▶ **PROBLEM DETAILS**
Copy the records below exactly as they are written.

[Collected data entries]

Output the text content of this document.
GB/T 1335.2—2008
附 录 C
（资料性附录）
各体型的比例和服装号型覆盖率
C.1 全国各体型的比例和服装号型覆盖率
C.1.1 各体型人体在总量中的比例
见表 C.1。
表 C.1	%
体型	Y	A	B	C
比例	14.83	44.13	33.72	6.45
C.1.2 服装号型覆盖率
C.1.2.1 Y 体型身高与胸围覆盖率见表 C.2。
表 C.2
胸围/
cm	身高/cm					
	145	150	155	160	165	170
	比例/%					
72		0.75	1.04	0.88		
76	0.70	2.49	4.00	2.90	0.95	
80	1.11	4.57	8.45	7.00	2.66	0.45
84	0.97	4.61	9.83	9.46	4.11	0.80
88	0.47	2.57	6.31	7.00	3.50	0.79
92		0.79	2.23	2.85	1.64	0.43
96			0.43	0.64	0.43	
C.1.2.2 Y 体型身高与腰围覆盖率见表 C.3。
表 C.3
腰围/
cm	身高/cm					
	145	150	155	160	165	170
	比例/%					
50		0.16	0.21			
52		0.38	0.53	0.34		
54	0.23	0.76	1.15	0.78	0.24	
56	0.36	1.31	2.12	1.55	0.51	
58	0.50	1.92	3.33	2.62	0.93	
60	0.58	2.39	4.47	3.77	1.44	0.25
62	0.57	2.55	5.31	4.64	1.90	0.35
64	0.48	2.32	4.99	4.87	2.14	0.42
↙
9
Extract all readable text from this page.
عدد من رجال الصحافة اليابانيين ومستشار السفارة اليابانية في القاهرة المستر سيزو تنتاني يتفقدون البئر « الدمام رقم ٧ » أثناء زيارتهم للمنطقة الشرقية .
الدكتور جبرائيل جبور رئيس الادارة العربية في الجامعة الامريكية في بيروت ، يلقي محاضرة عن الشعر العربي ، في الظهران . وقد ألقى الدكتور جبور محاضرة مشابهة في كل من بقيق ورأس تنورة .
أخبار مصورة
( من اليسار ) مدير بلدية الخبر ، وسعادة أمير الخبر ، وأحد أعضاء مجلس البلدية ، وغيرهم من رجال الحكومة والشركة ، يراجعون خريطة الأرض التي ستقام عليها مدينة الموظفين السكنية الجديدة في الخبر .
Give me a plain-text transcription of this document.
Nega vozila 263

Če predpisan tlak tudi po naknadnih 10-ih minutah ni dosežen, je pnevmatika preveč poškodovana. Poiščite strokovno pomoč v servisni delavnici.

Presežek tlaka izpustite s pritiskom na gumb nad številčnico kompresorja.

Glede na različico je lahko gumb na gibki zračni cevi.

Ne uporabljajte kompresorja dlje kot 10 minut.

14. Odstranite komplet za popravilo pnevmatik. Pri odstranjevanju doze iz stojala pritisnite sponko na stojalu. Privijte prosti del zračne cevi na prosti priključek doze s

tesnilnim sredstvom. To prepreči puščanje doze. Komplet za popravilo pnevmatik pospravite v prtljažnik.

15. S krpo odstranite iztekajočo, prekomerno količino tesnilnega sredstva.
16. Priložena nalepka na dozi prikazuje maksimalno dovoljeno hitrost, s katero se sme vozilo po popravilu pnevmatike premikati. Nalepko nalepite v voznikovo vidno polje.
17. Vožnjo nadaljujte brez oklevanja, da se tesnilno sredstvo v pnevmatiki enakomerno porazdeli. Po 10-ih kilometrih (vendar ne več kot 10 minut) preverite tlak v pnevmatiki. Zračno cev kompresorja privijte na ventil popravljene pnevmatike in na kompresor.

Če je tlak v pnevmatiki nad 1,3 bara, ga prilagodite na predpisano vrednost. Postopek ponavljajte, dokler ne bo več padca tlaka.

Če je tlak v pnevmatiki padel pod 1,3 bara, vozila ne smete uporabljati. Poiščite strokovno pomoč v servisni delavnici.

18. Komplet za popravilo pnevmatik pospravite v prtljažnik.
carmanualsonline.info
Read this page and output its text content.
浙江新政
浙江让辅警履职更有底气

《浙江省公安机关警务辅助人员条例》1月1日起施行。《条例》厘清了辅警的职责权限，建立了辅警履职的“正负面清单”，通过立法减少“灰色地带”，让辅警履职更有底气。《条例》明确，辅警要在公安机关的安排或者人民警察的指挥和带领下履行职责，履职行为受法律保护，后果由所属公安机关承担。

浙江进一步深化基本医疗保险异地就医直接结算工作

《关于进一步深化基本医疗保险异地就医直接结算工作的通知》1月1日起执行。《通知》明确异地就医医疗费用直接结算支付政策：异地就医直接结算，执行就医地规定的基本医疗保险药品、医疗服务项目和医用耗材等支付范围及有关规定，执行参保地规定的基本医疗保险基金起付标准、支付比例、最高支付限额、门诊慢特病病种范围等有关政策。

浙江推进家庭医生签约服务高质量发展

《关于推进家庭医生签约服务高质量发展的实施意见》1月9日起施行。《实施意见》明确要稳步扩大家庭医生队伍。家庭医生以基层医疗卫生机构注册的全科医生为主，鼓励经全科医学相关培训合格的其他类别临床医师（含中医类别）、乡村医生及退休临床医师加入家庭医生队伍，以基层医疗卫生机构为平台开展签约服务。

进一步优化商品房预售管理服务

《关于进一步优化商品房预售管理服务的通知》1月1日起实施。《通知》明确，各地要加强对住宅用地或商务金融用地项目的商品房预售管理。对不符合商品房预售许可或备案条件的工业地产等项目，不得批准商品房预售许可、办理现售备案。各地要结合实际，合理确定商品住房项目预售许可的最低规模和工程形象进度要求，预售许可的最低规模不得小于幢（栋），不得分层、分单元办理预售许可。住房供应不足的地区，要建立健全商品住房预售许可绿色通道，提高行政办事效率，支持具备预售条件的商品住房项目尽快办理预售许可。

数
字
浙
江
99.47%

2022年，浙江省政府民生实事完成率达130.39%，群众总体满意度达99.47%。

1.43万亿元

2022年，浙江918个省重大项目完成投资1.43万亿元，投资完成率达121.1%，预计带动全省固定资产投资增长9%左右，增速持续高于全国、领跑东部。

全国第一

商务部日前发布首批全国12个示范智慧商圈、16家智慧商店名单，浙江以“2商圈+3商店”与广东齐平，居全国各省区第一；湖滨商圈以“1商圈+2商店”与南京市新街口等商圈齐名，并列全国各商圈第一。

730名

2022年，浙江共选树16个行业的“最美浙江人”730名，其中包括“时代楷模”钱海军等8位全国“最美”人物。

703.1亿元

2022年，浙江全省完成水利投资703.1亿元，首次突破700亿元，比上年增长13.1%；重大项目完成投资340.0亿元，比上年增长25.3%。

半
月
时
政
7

▶ **EXPECTED OUTPUT**
Output the text content of this document.
GB/T 1335.2—2008
附 录 C
（资料性附录）
各体型的比例和服装号型覆盖率
C.1 全国各体型的比例和服装号型覆盖率
C.1.1 各体型人体在总量中的比例
见表 C.1。
表 C.1	%
体型	Y	A	B	C
比例	14.83	44.13	33.72	6.45
C.1.2 服装号型覆盖率
C.1.2.1 Y 体型身高与胸围覆盖率见表 C.2。
表 C.2
胸围/
cm	身高/cm					
	145	150	155	160	165	170
	比例/%					
72		0.75	1.04	0.88		
76	0.70	2.49	4.00	2.90	0.95	
80	1.11	4.57	8.45	7.00	2.66	0.45
84	0.97	4.61	9.83	9.46	4.11	0.80
88	0.47	2.57	6.31	7.00	3.50	0.79
92		0.79	2.23	2.85	1.64	0.43
96			0.43	0.64	0.43	
C.1.2.2 Y 体型身高与腰围覆盖率见表 C.3。
表 C.3
腰围/
cm	身高/cm					
	145	150	155	160	165	170
	比例/%					
50		0.16	0.21			
52		0.38	0.53	0.34		
54	0.23	0.76	1.15	0.78	0.24	
56	0.36	1.31	2.12	1.55	0.51	
58	0.50	1.92	3.33	2.62	0.93	
60	0.58	2.39	4.47	3.77	1.44	0.25
62	0.57	2.55	5.31	4.64	1.90	0.35
64	0.48	2.32	4.99	4.87	2.14	0.42
↙
9
Extract all readable text from this page.
عدد من رجال الصحافة اليابانيين ومستشار السفارة اليابانية في القاهرة المستر سيزو تنتاني يتفقدون البئر « الدمام رقم ٧ » أثناء زيارتهم للمنطقة الشرقية .
الدكتور جبرائيل جبور رئيس الادارة العربية في الجامعة الامريكية في بيروت ، يلقي محاضرة عن الشعر العربي ، في الظهران . وقد ألقى الدكتور جبور محاضرة مشابهة في كل من بقيق ورأس تنورة .
أخبار مصورة
( من اليسار ) مدير بلدية الخبر ، وسعادة أمير الخبر ، وأحد أعضاء مجلس البلدية ، وغيرهم من رجال الحكومة والشركة ، يراجعون خريطة الأرض التي ستقام عليها مدينة الموظفين السكنية الجديدة في الخبر .
Give me a plain-text transcription of this document.
Nega vozila 263

Če predpisan tlak tudi po naknadnih 10-ih minutah ni dosežen, je pnevmatika preveč poškodovana. Poiščite strokovno pomoč v servisni delavnici.

Presežek tlaka izpustite s pritiskom na gumb nad številčnico kompresorja.

Glede na različico je lahko gumb na gibki zračni cevi.

Ne uporabljajte kompresorja dlje kot 10 minut.

14. Odstranite komplet za popravilo pnevmatik. Pri odstranjevanju doze iz stojala pritisnite sponko na stojalu. Privijte prosti del zračne cevi na prosti priključek doze s

tesnilnim sredstvom. To prepreči puščanje doze. Komplet za popravilo pnevmatik pospravite v prtljažnik.

15. S krpo odstranite iztekajočo, prekomerno količino tesnilnega sredstva.
16. Priložena nalepka na dozi prikazuje maksimalno dovoljeno hitrost, s katero se sme vozilo po popravilu pnevmatike premikati. Nalepko nalepite v voznikovo vidno polje.
17. Vožnjo nadaljujte brez oklevanja, da se tesnilno sredstvo v pnevmatiki enakomerno porazdeli. Po 10-ih kilometrih (vendar ne več kot 10 minut) preverite tlak v pnevmatiki. Zračno cev kompresorja privijte na ventil popravljene pnevmatike in na kompresor.

Če je tlak v pnevmatiki nad 1,3 bara, ga prilagodite na predpisano vrednost. Postopek ponavljajte, dokler ne bo več padca tlaka.

Če je tlak v pnevmatiki padel pod 1,3 bara, vozila ne smete uporabljati. Poiščite strokovno pomoč v servisni delavnici.

18. Komplet za popravilo pnevmatik pospravite v prtljažnik.
carmanualsonline.info
Read this page and output its text content.
浙江新政
浙江让辅警履职更有底气

《浙江省公安机关警务辅助人员条例》1月1日起施行。《条例》厘清了辅警的职责权限，建立了辅警履职的“正负面清单”，通过立法减少“灰色地带”，让辅警履职更有底气。《条例》明确，辅警要在公安机关的安排或者人民警察的指挥和带领下履行职责，履职行为受法律保护，后果由所属公安机关承担。

浙江进一步深化基本医疗保险异地就医直接结算工作

《关于进一步深化基本医疗保险异地就医直接结算工作的通知》1月1日起执行。《通知》明确异地就医医疗费用直接结算支付政策：异地就医直接结算，执行就医地规定的基本医疗保险药品、医疗服务项目和医用耗材等支付范围及有关规定，执行参保地规定的基本医疗保险基金起付标准、支付比例、最高支付限额、门诊慢特病病种范围等有关政策。

浙江推进家庭医生签约服务高质量发展

《关于推进家庭医生签约服务高质量发展的实施意见》1月9日起施行。《实施意见》明确要稳步扩大家庭医生队伍。家庭医生以基层医疗卫生机构注册的全科医生为主，鼓励经全科医学相关培训合格的其他类别临床医师（含中医类别）、乡村医生及退休临床医师加入家庭医生队伍，以基层医疗卫生机构为平台开展签约服务。

进一步优化商品房预售管理服务

《关于进一步优化商品房预售管理服务的通知》1月1日起实施。《通知》明确，各地要加强对住宅用地或商务金融用地项目的商品房预售管理。对不符合商品房预售许可或备案条件的工业地产等项目，不得批准商品房预售许可、办理现售备案。各地要结合实际，合理确定商品住房项目预售许可的最低规模和工程形象进度要求，预售许可的最低规模不得小于幢（栋），不得分层、分单元办理预售许可。住房供应不足的地区，要建立健全商品住房预售许可绿色通道，提高行政办事效率，支持具备预售条件的商品住房项目尽快办理预售许可。

数
字
浙
江
99.47%

2022年，浙江省政府民生实事完成率达130.39%，群众总体满意度达99.47%。

1.43万亿元

2022年，浙江918个省重大项目完成投资1.43万亿元，投资完成率达121.1%，预计带动全省固定资产投资增长9%左右，增速持续高于全国、领跑东部。

全国第一

商务部日前发布首批全国12个示范智慧商圈、16家智慧商店名单，浙江以“2商圈+3商店”与广东齐平，居全国各省区第一；湖滨商圈以“1商圈+2商店”与南京市新街口等商圈齐名，并列全国各商圈第一。

730名

2022年，浙江共选树16个行业的“最美浙江人”730名，其中包括“时代楷模”钱海军等8位全国“最美”人物。

703.1亿元

2022年，浙江全省完成水利投资703.1亿元，首次突破700亿元，比上年增长13.1%；重大项目完成投资340.0亿元，比上年增长25.3%。

半
月
时
政
7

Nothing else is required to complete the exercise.